What is asked: Copy the lines below as they are; omit the images they contain.

[Collected data]

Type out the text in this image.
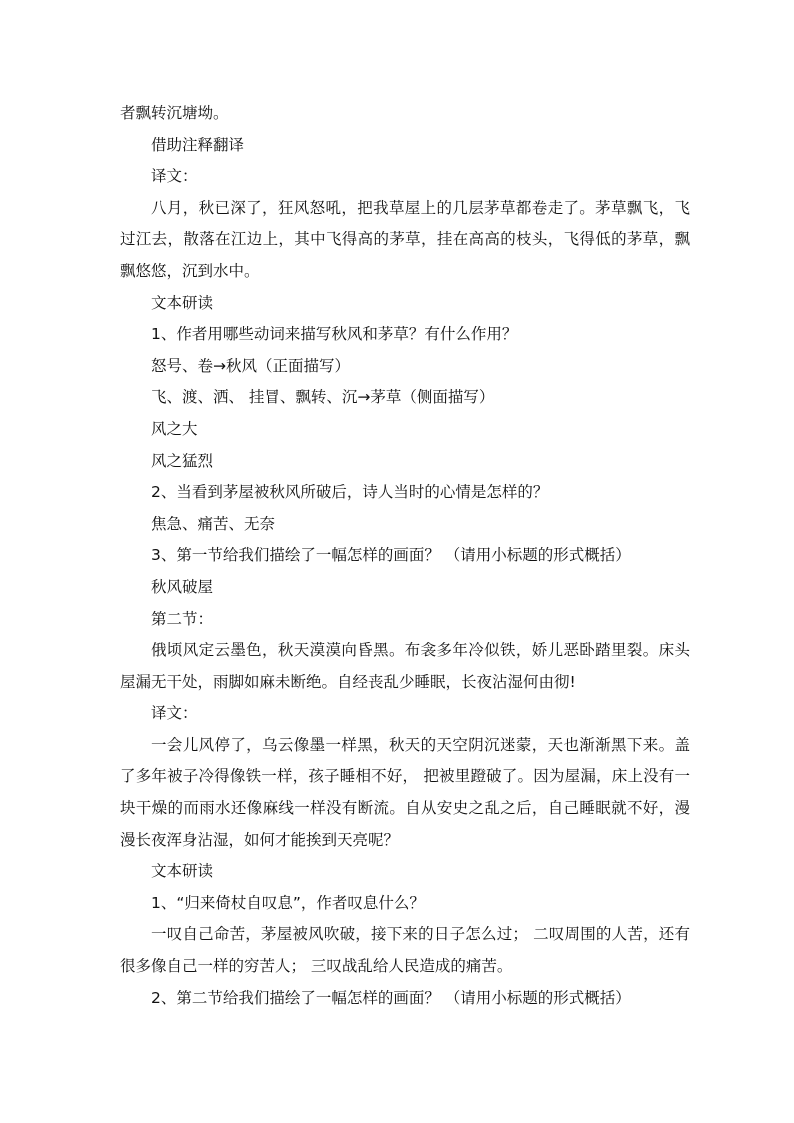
者飘转沉塘坳。

借助注释翻译

译文：

八月，秋已深了，狂风怒吼，把我草屋上的几层茅草都卷走了。茅草飘飞，飞过江去，散落在江边上，其中飞得高的茅草，挂在高高的枝头，飞得低的茅草，飘飘悠悠，沉到水中。

文本研读

1、作者用哪些动词来描写秋风和茅草？有什么作用？

怒号、卷→秋风（正面描写）

飞、渡、洒、 挂冒、飘转、沉→茅草（侧面描写）

风之大

风之猛烈

2、当看到茅屋被秋风所破后，诗人当时的心情是怎样的？

焦急、痛苦、无奈

3、第一节给我们描绘了一幅怎样的画面？ （请用小标题的形式概括）

秋风破屋

第二节：

俄顷风定云墨色，秋天漠漠向昏黑。布衾多年冷似铁，娇儿恶卧踏里裂。床头屋漏无干处，雨脚如麻未断绝。自经丧乱少睡眠，长夜沾湿何由彻!

译文：

一会儿风停了，乌云像墨一样黑，秋天的天空阴沉迷蒙，天也渐渐黑下来。盖了多年被子冷得像铁一样，孩子睡相不好， 把被里蹬破了。因为屋漏，床上没有一块干燥的而雨水还像麻线一样没有断流。自从安史之乱之后，自己睡眠就不好，漫漫长夜浑身沾湿，如何才能挨到天亮呢？

文本研读

1、“归来倚杖自叹息”，作者叹息什么？

一叹自己命苦，茅屋被风吹破，接下来的日子怎么过； 二叹周围的人苦，还有很多像自己一样的穷苦人； 三叹战乱给人民造成的痛苦。

2、第二节给我们描绘了一幅怎样的画面？ （请用小标题的形式概括）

Solution for this task:
Type out the text in this image.
者飘转沉塘坳。

借助注释翻译

译文：

八月，秋已深了，狂风怒吼，把我草屋上的几层茅草都卷走了。茅草飘飞，飞过江去，散落在江边上，其中飞得高的茅草，挂在高高的枝头，飞得低的茅草，飘飘悠悠，沉到水中。

文本研读

1、作者用哪些动词来描写秋风和茅草？有什么作用？

怒号、卷→秋风（正面描写）

飞、渡、洒、 挂冒、飘转、沉→茅草（侧面描写）

风之大

风之猛烈

2、当看到茅屋被秋风所破后，诗人当时的心情是怎样的？

焦急、痛苦、无奈

3、第一节给我们描绘了一幅怎样的画面？ （请用小标题的形式概括）

秋风破屋

第二节：

俄顷风定云墨色，秋天漠漠向昏黑。布衾多年冷似铁，娇儿恶卧踏里裂。床头屋漏无干处，雨脚如麻未断绝。自经丧乱少睡眠，长夜沾湿何由彻!

译文：

一会儿风停了，乌云像墨一样黑，秋天的天空阴沉迷蒙，天也渐渐黑下来。盖了多年被子冷得像铁一样，孩子睡相不好， 把被里蹬破了。因为屋漏，床上没有一块干燥的而雨水还像麻线一样没有断流。自从安史之乱之后，自己睡眠就不好，漫漫长夜浑身沾湿，如何才能挨到天亮呢？

文本研读

1、“归来倚杖自叹息”，作者叹息什么？

一叹自己命苦，茅屋被风吹破，接下来的日子怎么过； 二叹周围的人苦，还有很多像自己一样的穷苦人； 三叹战乱给人民造成的痛苦。

2、第二节给我们描绘了一幅怎样的画面？ （请用小标题的形式概括）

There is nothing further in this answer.